Mar del Plata Fest Mixes Auteurs,

Under Fernando Spiner, Argentine ‘A’ Fest moves closer to Ventana Sur



Some things don’t change. Graced by Viggo Mortensen and Paul Schrader, the International Competition jury prexy, Argentina’s 29th Mar del Plata Festival will bow Nov. 22 with Abel Ferrara’s “Pasolini.”
Its choice as Mar del Plata’s opening night movie is pretty well a declaration of principles that Latin America’s only “A” grade festival will go on through thick and thin – and, with only 29 editions in 60 years, there’s been much of both – to forefront latest titles from and here even about heavyweight auteurs.
That is not necessary. If Variety’s reviewers are to go by, 2014 in general has caught some of the great auteurs in world cinema at the top of their game. If Cannes Festival sales had any narrative this year, it was how fast its big art film winners sold – think “Leviathan,” “Winter Sleep” – compared to bigger budget U.S. indie projects.
Adding cache to Mar del Plata’s International Competition, and packing out an Authors sidebar, are some on-top-form established auteurs. Competition features Pedro Costa’s “Horse Money,” a phantasmagorical study of a haunted mind. Auteurs includes Alejandro Gonzalez Iñárritu’s Venice hit “Birdman,” and showbiz satire, which has propelled Michael Keaton into Oscar forecasts, Lav Diaz’s “From What Is Before,” Locarno Festival’s Golden Leopard winner, a five-and-a-half hour “hauntingly beautiful picture,” chronicling the decline of a small coastal district.
Also in Authors: “Ned Rifle,” reckoned a return to form for Hal Hartley, “Li’l Quinquin,” a new and successful avenue explored by France’s Bruno Dumont – a comedy chronicle of a police investigation in a French hamlet, plus Johnnie To’s day trader romcom sequel “Don’t Go Breaking My Heart 2,” Frederick Wiseman’s museum portrait “National Gallery,” Mia Hansen-Love’s French club scene-tale “Eden” and Xavier Dolan’s Cannes Jury Prize winner “Mommy,” a troubled mother-son drama.
But, says Mar Del Plata artistic director Fernando Spiner, “There’s a clear attempt in the programming to forefront films from contrasting directors, different takes on reality, different kinds of reality.” The International Competition bears that out.

Image region annotations

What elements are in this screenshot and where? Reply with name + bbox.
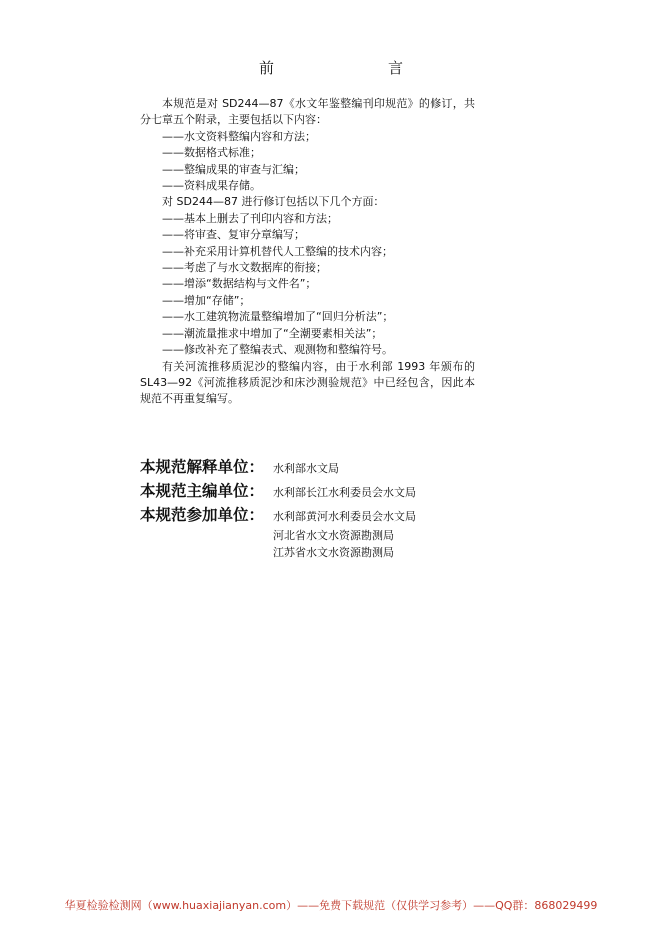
interpret-unit-row: [140, 455, 416, 479]
list-item: ——补充采用计算机替代人工整编的技术内容；: [162, 244, 393, 258]
list-item: ——资料成果存储。: [162, 179, 261, 193]
participate-unit-value: 江苏省水文水资源勘测局: [273, 546, 394, 559]
list-item: ——将审查、复审分章编写；: [162, 228, 305, 242]
interpret-unit-label: 本规范解释单位：: [140, 458, 265, 476]
list-item: ——基本上删去了刊印内容和方法；: [162, 211, 338, 225]
list-item: ——数据格式标准；: [162, 146, 261, 160]
intro-paragraph: 本规范是对 SD244—87《水文年鉴整编刊印规范》的修订，共分七章五个附录，主要包括以下内容：: [140, 97, 475, 127]
chief-unit-row: [140, 479, 416, 503]
page-title: 前 言: [258, 59, 431, 77]
closing-paragraph: 有关河流推移质泥沙的整编内容，由于水利部 1993 年颁布的 SL43—92《河流推移质泥沙和床沙测验规范》中已经包含，因此本规范不再重复编写。: [140, 359, 475, 406]
participate-unit-label: 本规范参加单位：: [140, 506, 265, 524]
foreword-body: [140, 96, 475, 408]
revision-paragraph: 对 SD244—87 进行修订包括以下几个方面：: [162, 195, 385, 209]
list-item: ——整编成果的审查与汇编；: [162, 162, 305, 176]
responsible-units: [140, 455, 416, 561]
interpret-unit-value: 水利部水文局: [273, 462, 339, 475]
list-item: ——修改补充了整编表式、观测物和整编符号。: [162, 343, 393, 357]
list-item: ——水工建筑物流量整编增加了“回归分析法”；: [162, 310, 394, 324]
list-item: ——增添“数据结构与文件名”；: [162, 277, 317, 291]
chief-unit-label: 本规范主编单位：: [140, 482, 265, 500]
participate-unit-row: [140, 503, 416, 527]
list-item: ——增加“存储”；: [162, 293, 251, 307]
list-item: ——水文资料整编内容和方法；: [162, 129, 316, 143]
participate-unit-value: 水利部黄河水利委员会水文局: [273, 510, 416, 523]
list-item: ——考虑了与水文数据库的衔接；: [162, 261, 327, 275]
list-item: ——潮流量推求中增加了“全潮要素相关法”；: [162, 326, 383, 340]
footer-watermark: 华夏检验检测网（www.huaxiajianyan.com）——免费下载规范（仅供学习参考）——QQ群：868029499: [64, 899, 598, 912]
chief-unit-value: 水利部长江水利委员会水文局: [273, 486, 416, 499]
participate-unit-value: 河北省水文水资源勘测局: [273, 529, 394, 542]
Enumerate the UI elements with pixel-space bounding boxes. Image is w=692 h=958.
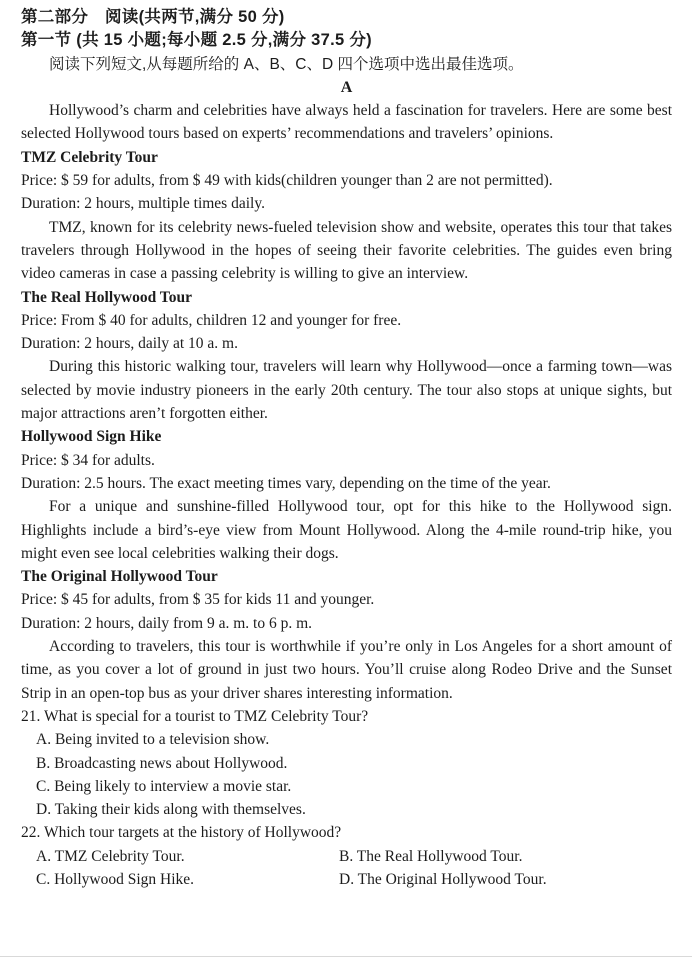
question-stem [21, 821, 672, 844]
passage-label: A [340, 78, 353, 96]
tour-section [21, 425, 672, 565]
question-text: Which tour targets at the history of Hollywood? [43, 824, 342, 842]
tour-section [21, 565, 672, 705]
question-option: A. Being invited to a television show. [36, 731, 270, 749]
tour-description: For a unique and sunshine-filled Hollywood tour, opt for this hike to the Hollywood sign. Highlights include a bird’s-eye view from Mount Hollywood. Along the 4-mile round-trip hike, you might even see local celebrities walking their dogs. [21, 498, 672, 562]
tour-price: Price: $ 34 for adults. [21, 451, 155, 469]
tour-duration: Duration: 2 hours, daily from 9 a. m. to 6 p. m. [21, 614, 313, 632]
tour-section [21, 286, 672, 426]
question-option: A. TMZ Celebrity Tour. [36, 847, 185, 865]
question-number: 22. [21, 824, 41, 842]
tour-name: Hollywood Sign Hike [21, 428, 162, 446]
question-option: B. The Real Hollywood Tour. [339, 847, 523, 865]
question-text: What is special for a tourist to TMZ Celebrity Tour? [43, 707, 369, 725]
question-number: 21. [21, 707, 41, 725]
question-stem [21, 705, 672, 728]
question-option: B. Broadcasting news about Hollywood. [36, 754, 288, 772]
tour-name: The Real Hollywood Tour [21, 288, 192, 306]
question-block [21, 705, 672, 821]
part-title: 第二部分 阅读(共两节,满分 50 分) [21, 8, 285, 26]
question-block [21, 821, 672, 891]
tour-section [21, 146, 672, 286]
tour-duration: Duration: 2 hours, multiple times daily. [21, 195, 265, 213]
tour-price: Price: From $ 40 for adults, children 12 and younger for free. [21, 311, 402, 329]
tour-price: Price: $ 45 for adults, from $ 35 for kids 11 and younger. [21, 591, 375, 609]
tour-description: TMZ, known for its celebrity news-fueled television show and website, operates this tour that takes travelers through Hollywood in the hopes of seeing their favorite celebrities. The guides even bring video cameras in case a passing celebrity is willing to give an interview. [21, 218, 672, 283]
tour-name: The Original Hollywood Tour [21, 568, 218, 586]
page-bottom-edge [0, 956, 692, 957]
question-option: D. Taking their kids along with themselves. [36, 801, 306, 819]
tour-description: During this historic walking tour, travelers will learn why Hollywood—once a farming town—was selected by movie industry pioneers in the early 20th century. The tour also stops at unique sights, but major attractions aren’t forgotten either. [21, 358, 672, 423]
question-options-grid [36, 845, 672, 892]
passage-intro: Hollywood’s charm and celebrities have always held a fascination for travelers. Here are some best selected Hollywood tours based on experts’ recommendations and travelers’ opinions. [21, 102, 672, 143]
question-option: D. The Original Hollywood Tour. [339, 870, 547, 888]
tour-duration: Duration: 2.5 hours. The exact meeting times vary, depending on the time of the year. [21, 474, 551, 492]
tour-price: Price: $ 59 for adults, from $ 49 with kids(children younger than 2 are not permitted). [21, 172, 553, 190]
question-option: C. Hollywood Sign Hike. [36, 870, 195, 888]
section-title: 第一节 (共 15 小题;每小题 2.5 分,满分 37.5 分) [21, 31, 372, 50]
instructions: 阅读下列短文,从每题所给的 A、B、C、D 四个选项中选出最佳选项。 [49, 55, 524, 73]
tour-name: TMZ Celebrity Tour [21, 148, 158, 166]
tour-description: According to travelers, this tour is worthwhile if you’re only in Los Angeles for a short amount of time, as you cover a lot of ground in just two hours. You’ll cruise along Rodeo Drive and the Sunset Strip in an open-top bus as your driver shares interesting information. [21, 638, 672, 702]
question-option: C. Being likely to interview a movie star. [36, 777, 292, 795]
tour-duration: Duration: 2 hours, daily at 10 a. m. [21, 335, 238, 353]
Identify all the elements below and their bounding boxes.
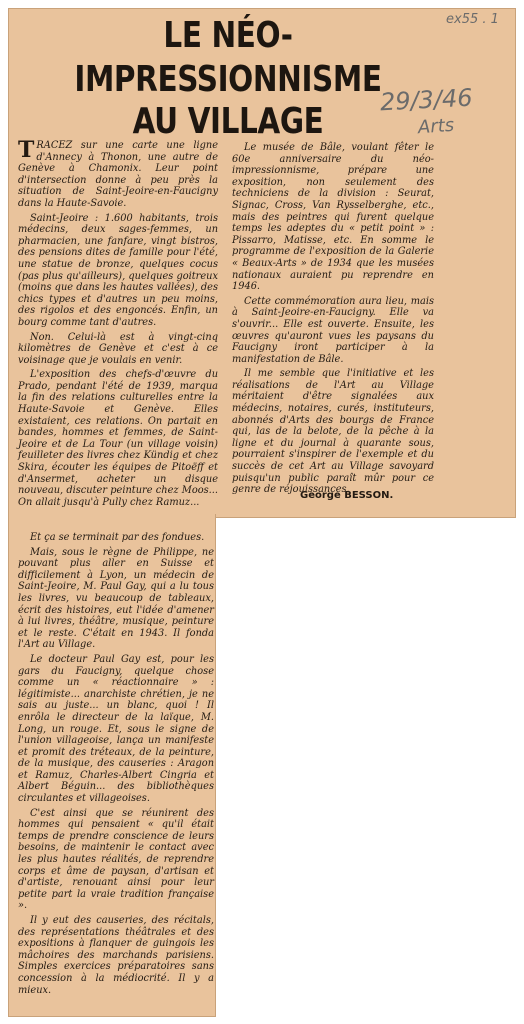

OBJECTIVE 1:
According to the Mar del Plata festival article, which film opens the festival's 29th edition on Nov. 22?
OBJECTIVE 2:
Write the next paragraph of the Mar del Plata festival article, continuing after its last sentence.

EXERCISE RESPONSE 1:
Abel Ferrara's "Pasolini."

EXERCISE RESPONSE 2:
Beyond Peter Strickland’s “The Duke of Burgundy,” two titles in the 12-pic line-up are debuts: Venice Critics’ Week opener “Melbourne,” from Iran’s Nima Javidi, an Iran-set domestic thriller. Hitchcock with a social underbelly, and “August Winds,” by Brazil’s Gabriel Mascaro, a product of Brazil’s burgeoning regional cinema scene- here Pernambuco – which typifies a new type of Latin American realism: It delivers a slice of life, a portrait of a young-couple’s life in a coastal village, but does so with a variety of shot set-up and even type of cinema, which galvanizes the filmmaking.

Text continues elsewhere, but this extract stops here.